* [What to do]: Give the stretch from the start of the records through the line containing "366, 1836, 377]" as a numbered list, skipping any blank lines.
--- BEGIN Entries supplied ---
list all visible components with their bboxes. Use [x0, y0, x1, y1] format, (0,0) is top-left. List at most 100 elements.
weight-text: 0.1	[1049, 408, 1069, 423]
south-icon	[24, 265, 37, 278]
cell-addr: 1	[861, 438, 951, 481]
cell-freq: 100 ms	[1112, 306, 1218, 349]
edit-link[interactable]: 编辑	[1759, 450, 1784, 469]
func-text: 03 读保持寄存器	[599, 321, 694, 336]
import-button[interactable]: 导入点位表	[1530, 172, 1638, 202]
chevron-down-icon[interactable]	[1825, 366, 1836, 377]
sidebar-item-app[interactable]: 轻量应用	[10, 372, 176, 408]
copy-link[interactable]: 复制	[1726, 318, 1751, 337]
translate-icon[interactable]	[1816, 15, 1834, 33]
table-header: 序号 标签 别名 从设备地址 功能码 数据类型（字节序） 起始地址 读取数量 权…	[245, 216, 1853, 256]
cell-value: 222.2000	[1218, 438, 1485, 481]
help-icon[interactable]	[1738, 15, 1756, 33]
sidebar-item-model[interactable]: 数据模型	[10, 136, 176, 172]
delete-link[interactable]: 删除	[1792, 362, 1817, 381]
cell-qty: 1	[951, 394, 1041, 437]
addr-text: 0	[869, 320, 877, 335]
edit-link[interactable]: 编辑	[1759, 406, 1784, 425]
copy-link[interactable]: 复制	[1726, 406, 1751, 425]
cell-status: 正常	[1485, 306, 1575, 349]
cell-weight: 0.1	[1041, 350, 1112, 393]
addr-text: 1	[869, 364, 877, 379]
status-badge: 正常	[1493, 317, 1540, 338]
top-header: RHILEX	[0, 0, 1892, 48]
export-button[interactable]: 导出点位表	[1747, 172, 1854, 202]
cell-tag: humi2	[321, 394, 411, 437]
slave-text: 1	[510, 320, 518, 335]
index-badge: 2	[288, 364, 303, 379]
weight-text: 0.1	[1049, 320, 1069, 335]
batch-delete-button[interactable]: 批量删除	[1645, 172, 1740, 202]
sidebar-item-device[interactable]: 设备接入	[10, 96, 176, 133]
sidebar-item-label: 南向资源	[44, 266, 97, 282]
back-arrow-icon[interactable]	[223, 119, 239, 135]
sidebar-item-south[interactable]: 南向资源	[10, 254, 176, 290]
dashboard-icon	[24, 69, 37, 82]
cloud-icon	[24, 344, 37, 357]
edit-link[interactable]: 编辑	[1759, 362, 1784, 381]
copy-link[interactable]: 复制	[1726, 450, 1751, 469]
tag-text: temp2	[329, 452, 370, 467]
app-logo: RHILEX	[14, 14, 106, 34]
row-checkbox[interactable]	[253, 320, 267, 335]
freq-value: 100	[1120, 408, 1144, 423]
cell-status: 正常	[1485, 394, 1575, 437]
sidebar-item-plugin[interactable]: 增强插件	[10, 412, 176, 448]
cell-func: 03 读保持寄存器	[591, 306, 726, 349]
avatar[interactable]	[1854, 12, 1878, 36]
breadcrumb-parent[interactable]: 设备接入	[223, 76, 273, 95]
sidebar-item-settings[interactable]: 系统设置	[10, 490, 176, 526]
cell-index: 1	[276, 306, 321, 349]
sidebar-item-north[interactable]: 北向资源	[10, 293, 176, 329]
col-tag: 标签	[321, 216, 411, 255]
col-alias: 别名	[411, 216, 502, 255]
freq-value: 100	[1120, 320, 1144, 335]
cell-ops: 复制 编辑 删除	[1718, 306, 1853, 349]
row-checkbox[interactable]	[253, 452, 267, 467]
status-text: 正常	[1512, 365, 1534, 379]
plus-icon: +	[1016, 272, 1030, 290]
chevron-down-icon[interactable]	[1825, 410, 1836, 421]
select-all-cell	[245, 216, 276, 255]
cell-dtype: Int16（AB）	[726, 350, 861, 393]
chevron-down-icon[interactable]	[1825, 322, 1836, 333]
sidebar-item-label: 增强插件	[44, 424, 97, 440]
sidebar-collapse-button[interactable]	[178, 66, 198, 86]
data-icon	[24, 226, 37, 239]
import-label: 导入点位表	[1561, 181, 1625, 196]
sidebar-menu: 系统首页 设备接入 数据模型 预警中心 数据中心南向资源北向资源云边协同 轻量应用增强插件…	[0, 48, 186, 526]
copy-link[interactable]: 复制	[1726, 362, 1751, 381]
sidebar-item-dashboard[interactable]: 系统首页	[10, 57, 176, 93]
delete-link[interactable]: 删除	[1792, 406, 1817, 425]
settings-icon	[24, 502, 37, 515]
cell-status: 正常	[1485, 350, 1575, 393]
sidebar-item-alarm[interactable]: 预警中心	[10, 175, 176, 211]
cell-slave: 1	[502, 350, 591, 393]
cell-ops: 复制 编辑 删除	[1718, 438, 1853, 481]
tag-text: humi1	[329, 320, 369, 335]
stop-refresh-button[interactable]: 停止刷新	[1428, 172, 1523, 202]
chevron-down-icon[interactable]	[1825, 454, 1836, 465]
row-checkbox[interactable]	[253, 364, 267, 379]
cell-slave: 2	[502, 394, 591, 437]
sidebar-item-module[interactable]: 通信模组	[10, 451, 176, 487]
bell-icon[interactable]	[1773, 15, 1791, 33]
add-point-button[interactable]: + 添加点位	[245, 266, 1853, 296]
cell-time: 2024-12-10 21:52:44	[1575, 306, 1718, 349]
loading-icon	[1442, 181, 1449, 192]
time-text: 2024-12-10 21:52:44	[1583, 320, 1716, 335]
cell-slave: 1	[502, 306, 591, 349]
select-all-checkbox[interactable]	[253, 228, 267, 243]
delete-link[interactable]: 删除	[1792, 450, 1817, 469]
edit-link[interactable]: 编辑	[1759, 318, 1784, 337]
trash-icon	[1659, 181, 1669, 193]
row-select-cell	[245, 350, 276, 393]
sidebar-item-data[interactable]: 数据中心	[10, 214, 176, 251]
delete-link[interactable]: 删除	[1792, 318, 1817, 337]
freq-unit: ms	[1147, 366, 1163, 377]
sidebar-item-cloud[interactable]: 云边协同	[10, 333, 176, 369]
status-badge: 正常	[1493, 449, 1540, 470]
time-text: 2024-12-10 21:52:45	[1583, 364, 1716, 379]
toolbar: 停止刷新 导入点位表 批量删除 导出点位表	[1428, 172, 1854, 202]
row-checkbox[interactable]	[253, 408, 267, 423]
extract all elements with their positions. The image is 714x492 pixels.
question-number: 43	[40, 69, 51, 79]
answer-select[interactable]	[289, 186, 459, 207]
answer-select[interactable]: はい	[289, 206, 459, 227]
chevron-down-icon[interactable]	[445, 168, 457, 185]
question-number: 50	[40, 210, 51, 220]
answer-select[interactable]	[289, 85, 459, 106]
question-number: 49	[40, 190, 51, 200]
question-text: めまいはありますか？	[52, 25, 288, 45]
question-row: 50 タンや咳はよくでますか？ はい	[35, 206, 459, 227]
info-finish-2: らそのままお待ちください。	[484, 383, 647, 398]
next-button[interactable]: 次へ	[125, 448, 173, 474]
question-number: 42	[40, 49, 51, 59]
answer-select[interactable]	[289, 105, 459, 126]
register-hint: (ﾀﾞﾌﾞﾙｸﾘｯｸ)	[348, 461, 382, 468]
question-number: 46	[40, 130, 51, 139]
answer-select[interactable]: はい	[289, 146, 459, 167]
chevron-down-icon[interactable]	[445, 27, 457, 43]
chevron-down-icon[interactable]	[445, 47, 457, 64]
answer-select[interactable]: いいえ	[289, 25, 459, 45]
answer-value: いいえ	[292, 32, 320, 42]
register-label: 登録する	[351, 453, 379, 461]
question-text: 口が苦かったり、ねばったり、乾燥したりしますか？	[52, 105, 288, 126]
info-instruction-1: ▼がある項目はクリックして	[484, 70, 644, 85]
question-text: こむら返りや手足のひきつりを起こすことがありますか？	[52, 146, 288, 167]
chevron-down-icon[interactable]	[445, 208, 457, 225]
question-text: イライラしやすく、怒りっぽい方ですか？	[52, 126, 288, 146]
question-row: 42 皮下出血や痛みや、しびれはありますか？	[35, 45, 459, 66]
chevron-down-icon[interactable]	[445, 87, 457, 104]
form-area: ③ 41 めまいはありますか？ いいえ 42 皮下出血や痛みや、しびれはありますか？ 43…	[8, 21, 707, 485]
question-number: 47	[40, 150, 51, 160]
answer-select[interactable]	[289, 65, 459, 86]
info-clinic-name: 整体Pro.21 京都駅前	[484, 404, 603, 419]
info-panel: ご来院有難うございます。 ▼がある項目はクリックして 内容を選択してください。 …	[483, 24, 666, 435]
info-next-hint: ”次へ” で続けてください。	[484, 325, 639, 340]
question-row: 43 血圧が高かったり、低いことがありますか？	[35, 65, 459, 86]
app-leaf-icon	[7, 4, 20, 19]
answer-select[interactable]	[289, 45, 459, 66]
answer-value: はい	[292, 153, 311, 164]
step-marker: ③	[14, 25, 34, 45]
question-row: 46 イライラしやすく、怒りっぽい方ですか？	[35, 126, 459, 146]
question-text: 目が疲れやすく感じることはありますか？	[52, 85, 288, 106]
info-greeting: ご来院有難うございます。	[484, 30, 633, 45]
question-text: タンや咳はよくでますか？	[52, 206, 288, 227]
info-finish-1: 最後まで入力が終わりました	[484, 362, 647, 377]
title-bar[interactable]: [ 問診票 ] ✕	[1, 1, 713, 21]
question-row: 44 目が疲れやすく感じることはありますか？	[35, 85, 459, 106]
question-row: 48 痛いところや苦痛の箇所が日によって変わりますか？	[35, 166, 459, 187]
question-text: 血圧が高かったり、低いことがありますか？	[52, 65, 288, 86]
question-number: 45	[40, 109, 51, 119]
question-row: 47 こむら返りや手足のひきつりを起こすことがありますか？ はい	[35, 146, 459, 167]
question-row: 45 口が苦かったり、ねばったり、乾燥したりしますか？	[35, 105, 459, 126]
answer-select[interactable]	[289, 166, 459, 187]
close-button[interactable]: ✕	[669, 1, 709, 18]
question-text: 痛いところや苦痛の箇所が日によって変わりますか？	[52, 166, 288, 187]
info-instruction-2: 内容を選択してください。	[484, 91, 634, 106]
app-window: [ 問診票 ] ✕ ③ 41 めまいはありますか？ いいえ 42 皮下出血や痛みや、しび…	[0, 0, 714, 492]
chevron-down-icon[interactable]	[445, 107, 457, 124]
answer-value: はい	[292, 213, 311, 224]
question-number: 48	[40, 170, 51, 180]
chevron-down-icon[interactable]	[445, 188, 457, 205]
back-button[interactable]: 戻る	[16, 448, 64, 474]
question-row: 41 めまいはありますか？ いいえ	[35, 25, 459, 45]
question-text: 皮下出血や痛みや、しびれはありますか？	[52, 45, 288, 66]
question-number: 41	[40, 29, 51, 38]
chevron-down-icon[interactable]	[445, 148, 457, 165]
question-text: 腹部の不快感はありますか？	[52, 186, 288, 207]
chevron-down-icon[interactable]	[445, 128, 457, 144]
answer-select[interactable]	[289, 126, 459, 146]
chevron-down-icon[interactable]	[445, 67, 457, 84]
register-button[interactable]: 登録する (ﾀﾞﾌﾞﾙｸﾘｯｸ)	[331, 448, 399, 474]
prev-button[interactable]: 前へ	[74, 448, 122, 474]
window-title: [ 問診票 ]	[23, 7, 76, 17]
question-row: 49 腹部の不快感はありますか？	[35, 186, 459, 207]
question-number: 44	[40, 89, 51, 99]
--- END Entries supplied ---
* [Output below]:
1. list all visible components with their bboxes. Use [x0, y0, x1, y1] format, (0,0) is top-left. List at most 100 elements.
2. weight-text: 0.1	[1049, 408, 1069, 423]
3. south-icon	[24, 265, 37, 278]
4. cell-addr: 1	[861, 438, 951, 481]
5. cell-freq: 100 ms	[1112, 306, 1218, 349]
6. edit-link[interactable]: 编辑	[1759, 450, 1784, 469]
7. func-text: 03 读保持寄存器	[599, 321, 694, 336]
8. import-button[interactable]: 导入点位表	[1530, 172, 1638, 202]
9. chevron-down-icon[interactable]	[1825, 366, 1836, 377]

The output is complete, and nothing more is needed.